Please copy out everything from the start of the records down to and including the line that contains "Bar bbox=[225, 740, 755, 1080]", leaving each line unchanged.

• [Listed entries]:
— START —

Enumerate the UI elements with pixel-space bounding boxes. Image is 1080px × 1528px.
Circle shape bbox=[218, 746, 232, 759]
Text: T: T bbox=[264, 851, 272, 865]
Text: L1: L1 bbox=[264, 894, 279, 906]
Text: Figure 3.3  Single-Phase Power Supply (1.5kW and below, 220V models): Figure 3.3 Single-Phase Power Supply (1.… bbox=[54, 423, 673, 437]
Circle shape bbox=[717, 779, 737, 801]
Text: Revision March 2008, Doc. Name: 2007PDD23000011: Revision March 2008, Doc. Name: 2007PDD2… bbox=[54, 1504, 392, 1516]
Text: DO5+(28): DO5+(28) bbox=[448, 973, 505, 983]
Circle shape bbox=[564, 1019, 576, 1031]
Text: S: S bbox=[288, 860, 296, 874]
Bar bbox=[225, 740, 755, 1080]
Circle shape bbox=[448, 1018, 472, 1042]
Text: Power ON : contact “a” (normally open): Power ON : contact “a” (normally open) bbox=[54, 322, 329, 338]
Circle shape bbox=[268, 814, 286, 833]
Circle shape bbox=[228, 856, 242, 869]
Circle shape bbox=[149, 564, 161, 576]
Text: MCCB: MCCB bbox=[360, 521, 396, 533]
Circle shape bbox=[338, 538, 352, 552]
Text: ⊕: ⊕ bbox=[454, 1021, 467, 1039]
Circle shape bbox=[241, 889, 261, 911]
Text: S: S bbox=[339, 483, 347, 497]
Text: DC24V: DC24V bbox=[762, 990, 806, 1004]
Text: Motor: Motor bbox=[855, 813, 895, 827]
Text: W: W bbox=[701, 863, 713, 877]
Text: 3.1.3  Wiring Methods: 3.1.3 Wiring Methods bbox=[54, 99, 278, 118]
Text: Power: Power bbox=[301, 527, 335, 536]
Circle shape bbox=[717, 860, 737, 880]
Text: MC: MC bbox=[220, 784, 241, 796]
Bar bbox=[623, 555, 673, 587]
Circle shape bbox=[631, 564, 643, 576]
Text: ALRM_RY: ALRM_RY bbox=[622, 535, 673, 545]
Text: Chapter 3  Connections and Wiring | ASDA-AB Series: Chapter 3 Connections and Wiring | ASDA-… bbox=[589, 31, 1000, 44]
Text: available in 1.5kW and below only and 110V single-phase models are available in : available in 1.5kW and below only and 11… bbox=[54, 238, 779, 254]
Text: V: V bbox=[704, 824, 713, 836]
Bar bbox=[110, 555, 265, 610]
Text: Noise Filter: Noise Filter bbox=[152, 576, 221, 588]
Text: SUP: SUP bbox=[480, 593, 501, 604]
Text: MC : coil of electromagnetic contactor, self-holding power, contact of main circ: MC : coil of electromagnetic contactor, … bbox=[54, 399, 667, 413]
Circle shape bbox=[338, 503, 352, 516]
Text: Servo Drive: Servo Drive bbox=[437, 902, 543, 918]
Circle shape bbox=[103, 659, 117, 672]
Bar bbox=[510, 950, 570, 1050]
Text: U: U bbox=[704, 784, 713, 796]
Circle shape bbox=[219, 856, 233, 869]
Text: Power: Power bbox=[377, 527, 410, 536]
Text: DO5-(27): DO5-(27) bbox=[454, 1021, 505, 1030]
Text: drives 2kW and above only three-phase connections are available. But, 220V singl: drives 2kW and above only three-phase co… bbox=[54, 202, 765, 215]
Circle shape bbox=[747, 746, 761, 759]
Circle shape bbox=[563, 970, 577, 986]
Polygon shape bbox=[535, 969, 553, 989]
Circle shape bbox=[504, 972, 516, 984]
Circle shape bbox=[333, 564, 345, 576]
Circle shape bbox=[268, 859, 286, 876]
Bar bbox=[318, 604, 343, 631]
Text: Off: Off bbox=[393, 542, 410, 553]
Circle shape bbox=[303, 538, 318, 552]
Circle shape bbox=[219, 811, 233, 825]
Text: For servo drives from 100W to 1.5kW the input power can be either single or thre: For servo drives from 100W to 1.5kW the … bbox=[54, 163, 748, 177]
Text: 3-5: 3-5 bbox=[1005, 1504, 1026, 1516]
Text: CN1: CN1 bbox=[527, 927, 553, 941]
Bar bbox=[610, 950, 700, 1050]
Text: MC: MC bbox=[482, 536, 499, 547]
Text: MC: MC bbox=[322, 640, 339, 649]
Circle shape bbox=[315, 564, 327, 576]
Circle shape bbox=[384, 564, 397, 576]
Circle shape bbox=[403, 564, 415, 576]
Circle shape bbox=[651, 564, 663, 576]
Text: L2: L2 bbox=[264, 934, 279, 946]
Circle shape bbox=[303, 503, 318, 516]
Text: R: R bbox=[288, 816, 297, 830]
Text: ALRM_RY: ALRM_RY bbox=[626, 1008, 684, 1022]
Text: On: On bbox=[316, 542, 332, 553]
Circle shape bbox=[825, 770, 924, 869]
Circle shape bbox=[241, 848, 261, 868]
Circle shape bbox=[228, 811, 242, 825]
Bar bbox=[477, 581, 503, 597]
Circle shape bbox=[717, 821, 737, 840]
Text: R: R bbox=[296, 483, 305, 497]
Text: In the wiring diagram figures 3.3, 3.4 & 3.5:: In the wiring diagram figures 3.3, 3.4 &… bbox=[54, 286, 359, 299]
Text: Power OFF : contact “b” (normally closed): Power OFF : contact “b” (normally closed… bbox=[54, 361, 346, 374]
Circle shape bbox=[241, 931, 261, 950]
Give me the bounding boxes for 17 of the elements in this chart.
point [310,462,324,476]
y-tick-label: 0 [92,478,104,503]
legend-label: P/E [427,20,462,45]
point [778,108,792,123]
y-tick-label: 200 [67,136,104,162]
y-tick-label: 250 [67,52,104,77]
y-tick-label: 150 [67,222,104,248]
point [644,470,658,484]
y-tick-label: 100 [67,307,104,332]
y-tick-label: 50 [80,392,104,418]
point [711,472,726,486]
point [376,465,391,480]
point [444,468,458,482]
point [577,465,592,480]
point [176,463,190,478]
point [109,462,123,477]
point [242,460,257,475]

— END —

• [Solution]:
Enumerate the UI elements with pixel-space bounding boxes. Image is 1080px × 1528px.
Circle shape bbox=[218, 746, 232, 759]
Text: T: T bbox=[264, 851, 272, 865]
Text: L1: L1 bbox=[264, 894, 279, 906]
Text: Figure 3.3  Single-Phase Power Supply (1.5kW and below, 220V models): Figure 3.3 Single-Phase Power Supply (1.… bbox=[54, 423, 673, 437]
Circle shape bbox=[717, 779, 737, 801]
Text: Revision March 2008, Doc. Name: 2007PDD23000011: Revision March 2008, Doc. Name: 2007PDD2… bbox=[54, 1504, 392, 1516]
Text: DO5+(28): DO5+(28) bbox=[448, 973, 505, 983]
Circle shape bbox=[564, 1019, 576, 1031]
Text: S: S bbox=[288, 860, 296, 874]
Bar bbox=[225, 740, 755, 1080]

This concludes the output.